▶ Goal of the exercise
Retype the material word for word.

▶ Task material
■ ■ ■ ■ ■ ■ ■

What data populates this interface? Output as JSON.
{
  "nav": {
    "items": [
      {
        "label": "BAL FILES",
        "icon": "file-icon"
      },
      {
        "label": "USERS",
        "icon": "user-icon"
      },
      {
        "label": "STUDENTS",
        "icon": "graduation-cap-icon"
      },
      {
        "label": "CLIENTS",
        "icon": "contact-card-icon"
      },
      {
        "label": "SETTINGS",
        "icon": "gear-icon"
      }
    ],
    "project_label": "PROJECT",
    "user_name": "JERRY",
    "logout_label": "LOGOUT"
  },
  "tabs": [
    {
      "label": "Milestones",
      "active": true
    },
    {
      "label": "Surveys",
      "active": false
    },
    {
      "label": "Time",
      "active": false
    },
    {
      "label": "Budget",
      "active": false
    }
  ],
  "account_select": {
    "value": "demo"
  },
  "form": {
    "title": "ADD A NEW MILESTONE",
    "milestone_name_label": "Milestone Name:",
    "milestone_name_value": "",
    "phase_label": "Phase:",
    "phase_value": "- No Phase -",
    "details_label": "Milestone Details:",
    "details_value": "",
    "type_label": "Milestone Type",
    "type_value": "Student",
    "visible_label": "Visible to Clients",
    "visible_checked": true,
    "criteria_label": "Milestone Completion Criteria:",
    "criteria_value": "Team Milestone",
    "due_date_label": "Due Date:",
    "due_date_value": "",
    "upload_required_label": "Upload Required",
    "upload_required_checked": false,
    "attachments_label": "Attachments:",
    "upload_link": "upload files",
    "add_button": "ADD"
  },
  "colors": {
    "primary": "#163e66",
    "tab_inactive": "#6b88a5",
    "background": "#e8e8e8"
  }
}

■ ■ ■ ■ ■ ■ ■

▶ Answer to the task
What data populates this interface? Output as JSON.
{
  "nav": {
    "items": [
      {
        "label": "BAL FILES",
        "icon": "file-icon"
      },
      {
        "label": "USERS",
        "icon": "user-icon"
      },
      {
        "label": "STUDENTS",
        "icon": "graduation-cap-icon"
      },
      {
        "label": "CLIENTS",
        "icon": "contact-card-icon"
      },
      {
        "label": "SETTINGS",
        "icon": "gear-icon"
      }
    ],
    "project_label": "PROJECT",
    "user_name": "JERRY",
    "logout_label": "LOGOUT"
  },
  "tabs": [
    {
      "label": "Milestones",
      "active": true
    },
    {
      "label": "Surveys",
      "active": false
    },
    {
      "label": "Time",
      "active": false
    },
    {
      "label": "Budget",
      "active": false
    }
  ],
  "account_select": {
    "value": "demo"
  },
  "form": {
    "title": "ADD A NEW MILESTONE",
    "milestone_name_label": "Milestone Name:",
    "milestone_name_value": "",
    "phase_label": "Phase:",
    "phase_value": "- No Phase -",
    "details_label": "Milestone Details:",
    "details_value": "",
    "type_label": "Milestone Type",
    "type_value": "Student",
    "visible_label": "Visible to Clients",
    "visible_checked": true,
    "criteria_label": "Milestone Completion Criteria:",
    "criteria_value": "Team Milestone",
    "due_date_label": "Due Date:",
    "due_date_value": "",
    "upload_required_label": "Upload Required",
    "upload_required_checked": false,
    "attachments_label": "Attachments:",
    "upload_link": "upload files",
    "add_button": "ADD"
  },
  "colors": {
    "primary": "#163e66",
    "tab_inactive": "#6b88a5",
    "background": "#e8e8e8"
  }
}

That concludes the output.